All entries must be repeated exactly; do not include the pictures.
## start
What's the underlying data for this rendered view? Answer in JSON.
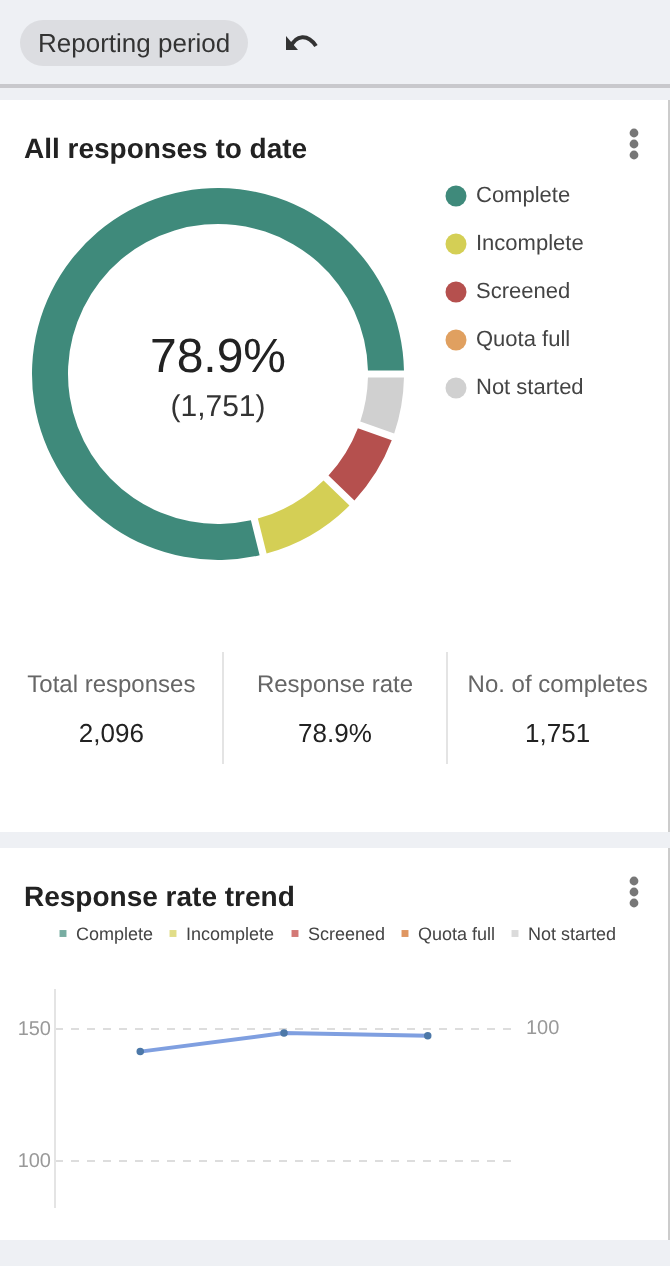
{
  "chart_data": [
    {
      "type": "donut",
      "title": "All responses to date",
      "categories": [
        "Complete",
        "Incomplete",
        "Screened",
        "Quota full",
        "Not started"
      ],
      "values": [
        78.9,
        8.9,
        6.7,
        0,
        5.5
      ],
      "colors": [
        "#3f8a7b",
        "#d4cf55",
        "#b5504e",
        "#e0a060",
        "#d0d0d0"
      ],
      "legend": "right",
      "annotations": [
        "Reporting period",
        "78.9%",
        "(1,751)",
        "Total responses",
        "2,096",
        "Response rate",
        "78.9%",
        "No. of completes",
        "1,751"
      ]
    },
    {
      "type": "line",
      "title": "Response rate trend",
      "categories": [
        null,
        null,
        null
      ],
      "series": [
        {
          "name": "Complete",
          "color": "#3f8a7b",
          "values": [
            null,
            null,
            null
          ]
        },
        {
          "name": "Incomplete",
          "color": "#d4cf55",
          "values": [
            null,
            null,
            null
          ]
        },
        {
          "name": "Screened",
          "color": "#c0403c",
          "values": [
            null,
            null,
            null
          ]
        },
        {
          "name": "Quota full",
          "color": "#d2691e",
          "values": [
            null,
            null,
            null
          ]
        },
        {
          "name": "Not started",
          "color": "#cccccc",
          "values": [
            null,
            null,
            null
          ]
        },
        {
          "color": "#7f9fe0",
          "values": [
            141,
            148,
            147
          ]
        }
      ],
      "ylim": [
        82,
        165
      ],
      "yticks": [
        100,
        150
      ],
      "grid": true,
      "legend": "top",
      "marker": "circle",
      "annotations": [
        "100"
      ]
    }
  ]
}
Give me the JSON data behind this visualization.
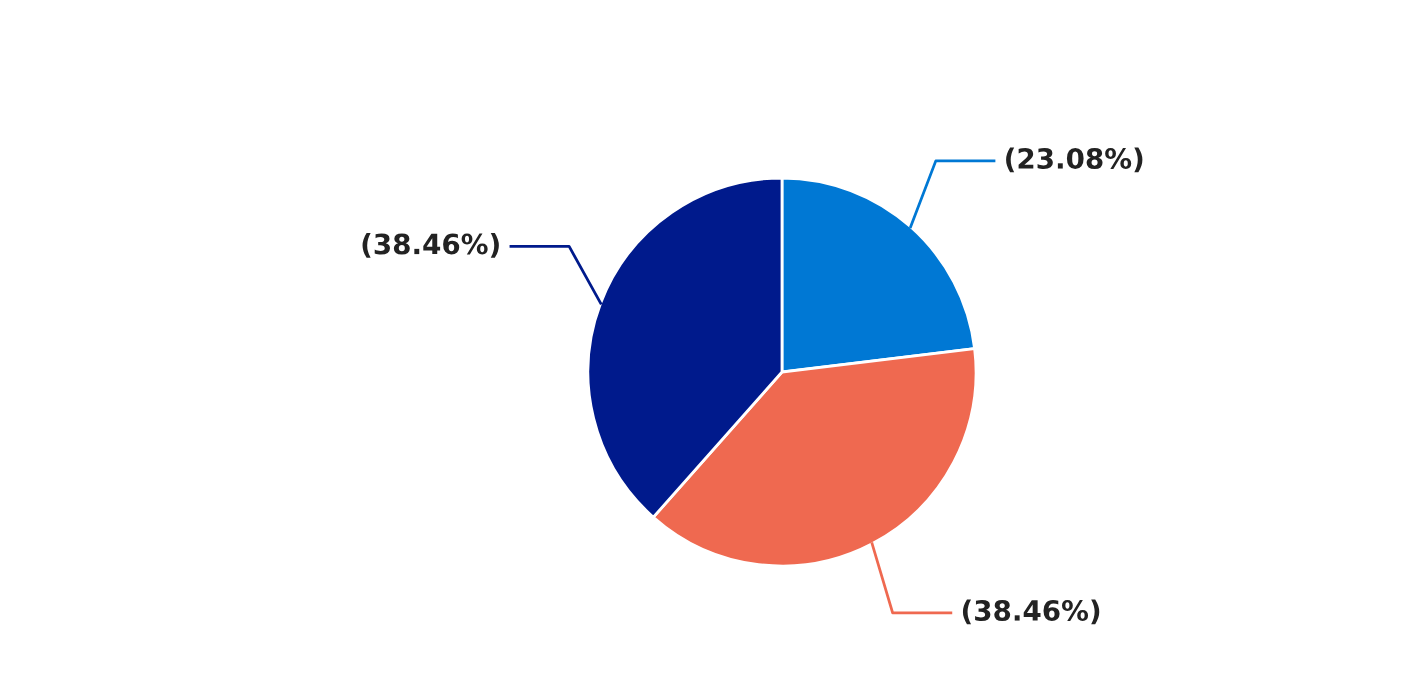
{
  "chart_data": {
    "type": "pie",
    "categories": [
      null,
      null,
      null
    ],
    "values": [
      23.08,
      38.46,
      38.46
    ],
    "colors": [
      "#0078d4",
      "#ef6950",
      "#001a8c"
    ],
    "value_labels": [
      "(23.08%)",
      "(38.46%)",
      "(38.46%)"
    ]
  }
}
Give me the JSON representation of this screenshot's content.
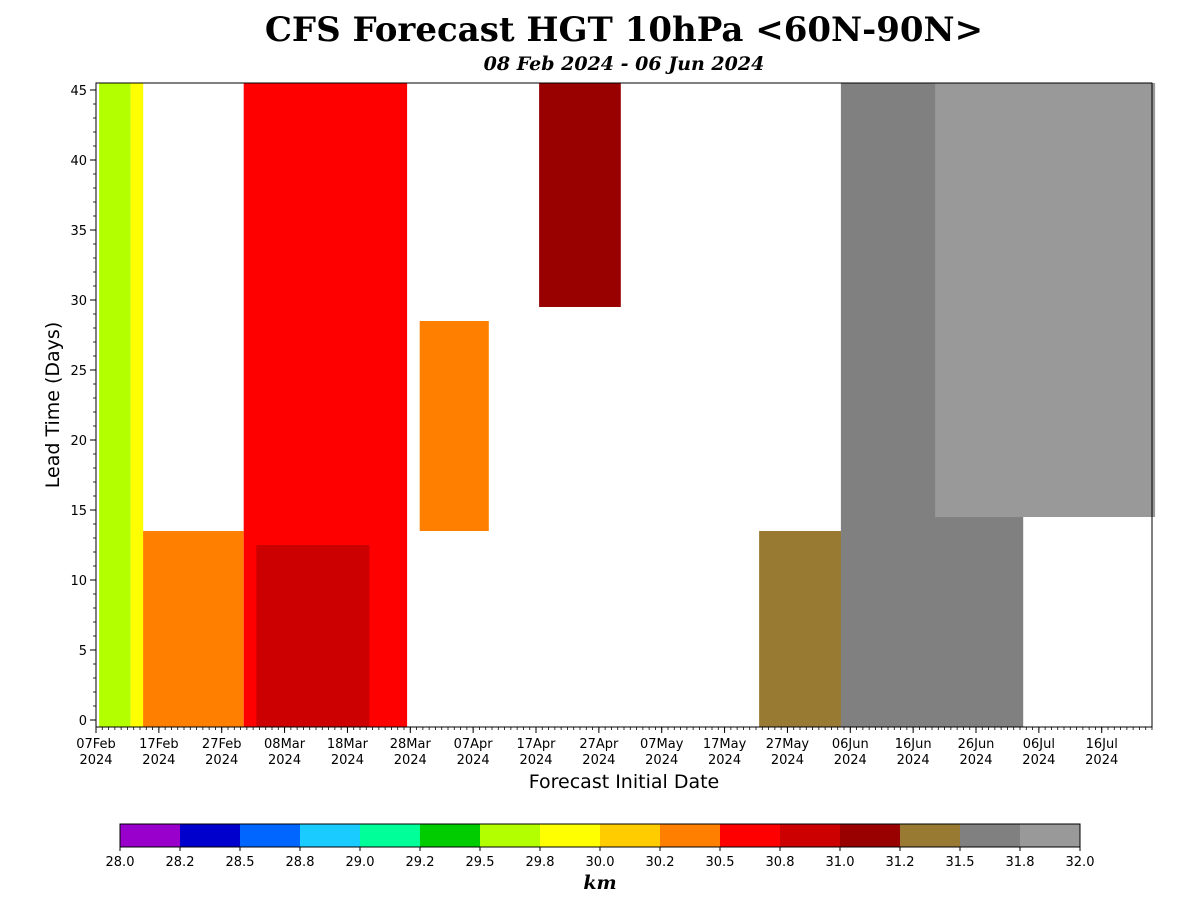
{
  "chart_data": {
    "type": "heatmap",
    "title": "CFS Forecast HGT 10hPa <60N-90N>",
    "subtitle": "08 Feb 2024 - 06 Jun 2024",
    "xlabel": "Forecast Initial Date",
    "ylabel": "Lead Time (Days)",
    "x_range": [
      "2024-02-07",
      "2024-07-24"
    ],
    "y_range": [
      -0.5,
      45.5
    ],
    "x_ticks": [
      {
        "date": "2024-02-07",
        "label": "07Feb",
        "year": "2024"
      },
      {
        "date": "2024-02-17",
        "label": "17Feb",
        "year": "2024"
      },
      {
        "date": "2024-02-27",
        "label": "27Feb",
        "year": "2024"
      },
      {
        "date": "2024-03-08",
        "label": "08Mar",
        "year": "2024"
      },
      {
        "date": "2024-03-18",
        "label": "18Mar",
        "year": "2024"
      },
      {
        "date": "2024-03-28",
        "label": "28Mar",
        "year": "2024"
      },
      {
        "date": "2024-04-07",
        "label": "07Apr",
        "year": "2024"
      },
      {
        "date": "2024-04-17",
        "label": "17Apr",
        "year": "2024"
      },
      {
        "date": "2024-04-27",
        "label": "27Apr",
        "year": "2024"
      },
      {
        "date": "2024-05-07",
        "label": "07May",
        "year": "2024"
      },
      {
        "date": "2024-05-17",
        "label": "17May",
        "year": "2024"
      },
      {
        "date": "2024-05-27",
        "label": "27May",
        "year": "2024"
      },
      {
        "date": "2024-06-06",
        "label": "06Jun",
        "year": "2024"
      },
      {
        "date": "2024-06-16",
        "label": "16Jun",
        "year": "2024"
      },
      {
        "date": "2024-06-26",
        "label": "26Jun",
        "year": "2024"
      },
      {
        "date": "2024-07-06",
        "label": "06Jul",
        "year": "2024"
      },
      {
        "date": "2024-07-16",
        "label": "16Jul",
        "year": "2024"
      }
    ],
    "y_ticks": [
      0,
      5,
      10,
      15,
      20,
      25,
      30,
      35,
      40,
      45
    ],
    "colorbar": {
      "label": "km",
      "boundaries": [
        "28.0",
        "28.2",
        "28.5",
        "28.8",
        "29.0",
        "29.2",
        "29.5",
        "29.8",
        "30.0",
        "30.2",
        "30.5",
        "30.8",
        "31.0",
        "31.2",
        "31.5",
        "31.8",
        "32.0"
      ],
      "colors": [
        "#9900cc",
        "#0000cc",
        "#0066ff",
        "#1acbff",
        "#00ff99",
        "#00cc00",
        "#b3ff00",
        "#ffff00",
        "#ffcc00",
        "#ff8000",
        "#ff0000",
        "#cc0000",
        "#990000",
        "#997a33",
        "#808080",
        "#999999"
      ]
    },
    "regions": [
      {
        "value": 29.6,
        "lead_days": [
          0,
          45
        ],
        "init_dates": [
          "2024-02-08",
          "2024-02-12"
        ]
      },
      {
        "value": 29.9,
        "lead_days": [
          0,
          45
        ],
        "init_dates": [
          "2024-02-13",
          "2024-02-14"
        ]
      },
      {
        "value": 30.4,
        "lead_days": [
          0,
          13
        ],
        "init_dates": [
          "2024-02-15",
          "2024-03-01"
        ]
      },
      {
        "value": 30.6,
        "lead_days": [
          0,
          45
        ],
        "init_dates": [
          "2024-03-02",
          "2024-03-27"
        ]
      },
      {
        "value": 30.9,
        "lead_days": [
          0,
          12
        ],
        "init_dates": [
          "2024-03-04",
          "2024-03-21"
        ]
      },
      {
        "value": 30.3,
        "lead_days": [
          14,
          28
        ],
        "init_dates": [
          "2024-03-30",
          "2024-04-09"
        ]
      },
      {
        "value": 31.1,
        "lead_days": [
          30,
          45
        ],
        "init_dates": [
          "2024-04-18",
          "2024-04-30"
        ]
      },
      {
        "value": 31.3,
        "lead_days": [
          0,
          13
        ],
        "init_dates": [
          "2024-05-23",
          "2024-06-06"
        ]
      },
      {
        "value": 31.6,
        "lead_days": [
          0,
          45
        ],
        "init_dates": [
          "2024-06-05",
          "2024-07-03"
        ]
      },
      {
        "value": 31.9,
        "lead_days": [
          15,
          45
        ],
        "init_dates": [
          "2024-06-20",
          "2024-07-24"
        ]
      }
    ]
  }
}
## end
__Output of the exercise__
What's the underlying data for this rendered view? Answer in JSON.
{
  "chart_data": [
    {
      "type": "donut",
      "title": "All responses to date",
      "categories": [
        "Complete",
        "Incomplete",
        "Screened",
        "Quota full",
        "Not started"
      ],
      "values": [
        78.9,
        8.9,
        6.7,
        0,
        5.5
      ],
      "colors": [
        "#3f8a7b",
        "#d4cf55",
        "#b5504e",
        "#e0a060",
        "#d0d0d0"
      ],
      "legend": "right",
      "annotations": [
        "Reporting period",
        "78.9%",
        "(1,751)",
        "Total responses",
        "2,096",
        "Response rate",
        "78.9%",
        "No. of completes",
        "1,751"
      ]
    },
    {
      "type": "line",
      "title": "Response rate trend",
      "categories": [
        null,
        null,
        null
      ],
      "series": [
        {
          "name": "Complete",
          "color": "#3f8a7b",
          "values": [
            null,
            null,
            null
          ]
        },
        {
          "name": "Incomplete",
          "color": "#d4cf55",
          "values": [
            null,
            null,
            null
          ]
        },
        {
          "name": "Screened",
          "color": "#c0403c",
          "values": [
            null,
            null,
            null
          ]
        },
        {
          "name": "Quota full",
          "color": "#d2691e",
          "values": [
            null,
            null,
            null
          ]
        },
        {
          "name": "Not started",
          "color": "#cccccc",
          "values": [
            null,
            null,
            null
          ]
        },
        {
          "color": "#7f9fe0",
          "values": [
            141,
            148,
            147
          ]
        }
      ],
      "ylim": [
        82,
        165
      ],
      "yticks": [
        100,
        150
      ],
      "grid": true,
      "legend": "top",
      "marker": "circle",
      "annotations": [
        "100"
      ]
    }
  ]
}
Give me the JSON data behind this visualization.
{
  "chart_data": {
    "type": "pie",
    "categories": [
      null,
      null,
      null
    ],
    "values": [
      23.08,
      38.46,
      38.46
    ],
    "colors": [
      "#0078d4",
      "#ef6950",
      "#001a8c"
    ],
    "value_labels": [
      "(23.08%)",
      "(38.46%)",
      "(38.46%)"
    ]
  }
}
Give me the JSON representation of this screenshot's content.
{
  "chart_data": {
    "type": "heatmap",
    "title": "CFS Forecast HGT 10hPa <60N-90N>",
    "subtitle": "08 Feb 2024 - 06 Jun 2024",
    "xlabel": "Forecast Initial Date",
    "ylabel": "Lead Time (Days)",
    "x_range": [
      "2024-02-07",
      "2024-07-24"
    ],
    "y_range": [
      -0.5,
      45.5
    ],
    "x_ticks": [
      {
        "date": "2024-02-07",
        "label": "07Feb",
        "year": "2024"
      },
      {
        "date": "2024-02-17",
        "label": "17Feb",
        "year": "2024"
      },
      {
        "date": "2024-02-27",
        "label": "27Feb",
        "year": "2024"
      },
      {
        "date": "2024-03-08",
        "label": "08Mar",
        "year": "2024"
      },
      {
        "date": "2024-03-18",
        "label": "18Mar",
        "year": "2024"
      },
      {
        "date": "2024-03-28",
        "label": "28Mar",
        "year": "2024"
      },
      {
        "date": "2024-04-07",
        "label": "07Apr",
        "year": "2024"
      },
      {
        "date": "2024-04-17",
        "label": "17Apr",
        "year": "2024"
      },
      {
        "date": "2024-04-27",
        "label": "27Apr",
        "year": "2024"
      },
      {
        "date": "2024-05-07",
        "label": "07May",
        "year": "2024"
      },
      {
        "date": "2024-05-17",
        "label": "17May",
        "year": "2024"
      },
      {
        "date": "2024-05-27",
        "label": "27May",
        "year": "2024"
      },
      {
        "date": "2024-06-06",
        "label": "06Jun",
        "year": "2024"
      },
      {
        "date": "2024-06-16",
        "label": "16Jun",
        "year": "2024"
      },
      {
        "date": "2024-06-26",
        "label": "26Jun",
        "year": "2024"
      },
      {
        "date": "2024-07-06",
        "label": "06Jul",
        "year": "2024"
      },
      {
        "date": "2024-07-16",
        "label": "16Jul",
        "year": "2024"
      }
    ],
    "y_ticks": [
      0,
      5,
      10,
      15,
      20,
      25,
      30,
      35,
      40,
      45
    ],
    "colorbar": {
      "label": "km",
      "boundaries": [
        "28.0",
        "28.2",
        "28.5",
        "28.8",
        "29.0",
        "29.2",
        "29.5",
        "29.8",
        "30.0",
        "30.2",
        "30.5",
        "30.8",
        "31.0",
        "31.2",
        "31.5",
        "31.8",
        "32.0"
      ],
      "colors": [
        "#9900cc",
        "#0000cc",
        "#0066ff",
        "#1acbff",
        "#00ff99",
        "#00cc00",
        "#b3ff00",
        "#ffff00",
        "#ffcc00",
        "#ff8000",
        "#ff0000",
        "#cc0000",
        "#990000",
        "#997a33",
        "#808080",
        "#999999"
      ]
    },
    "regions": [
      {
        "value": 29.6,
        "lead_days": [
          0,
          45
        ],
        "init_dates": [
          "2024-02-08",
          "2024-02-12"
        ]
      },
      {
        "value": 29.9,
        "lead_days": [
          0,
          45
        ],
        "init_dates": [
          "2024-02-13",
          "2024-02-14"
        ]
      },
      {
        "value": 30.4,
        "lead_days": [
          0,
          13
        ],
        "init_dates": [
          "2024-02-15",
          "2024-03-01"
        ]
      },
      {
        "value": 30.6,
        "lead_days": [
          0,
          45
        ],
        "init_dates": [
          "2024-03-02",
          "2024-03-27"
        ]
      },
      {
        "value": 30.9,
        "lead_days": [
          0,
          12
        ],
        "init_dates": [
          "2024-03-04",
          "2024-03-21"
        ]
      },
      {
        "value": 30.3,
        "lead_days": [
          14,
          28
        ],
        "init_dates": [
          "2024-03-30",
          "2024-04-09"
        ]
      },
      {
        "value": 31.1,
        "lead_days": [
          30,
          45
        ],
        "init_dates": [
          "2024-04-18",
          "2024-04-30"
        ]
      },
      {
        "value": 31.3,
        "lead_days": [
          0,
          13
        ],
        "init_dates": [
          "2024-05-23",
          "2024-06-06"
        ]
      },
      {
        "value": 31.6,
        "lead_days": [
          0,
          45
        ],
        "init_dates": [
          "2024-06-05",
          "2024-07-03"
        ]
      },
      {
        "value": 31.9,
        "lead_days": [
          15,
          45
        ],
        "init_dates": [
          "2024-06-20",
          "2024-07-24"
        ]
      }
    ]
  }
}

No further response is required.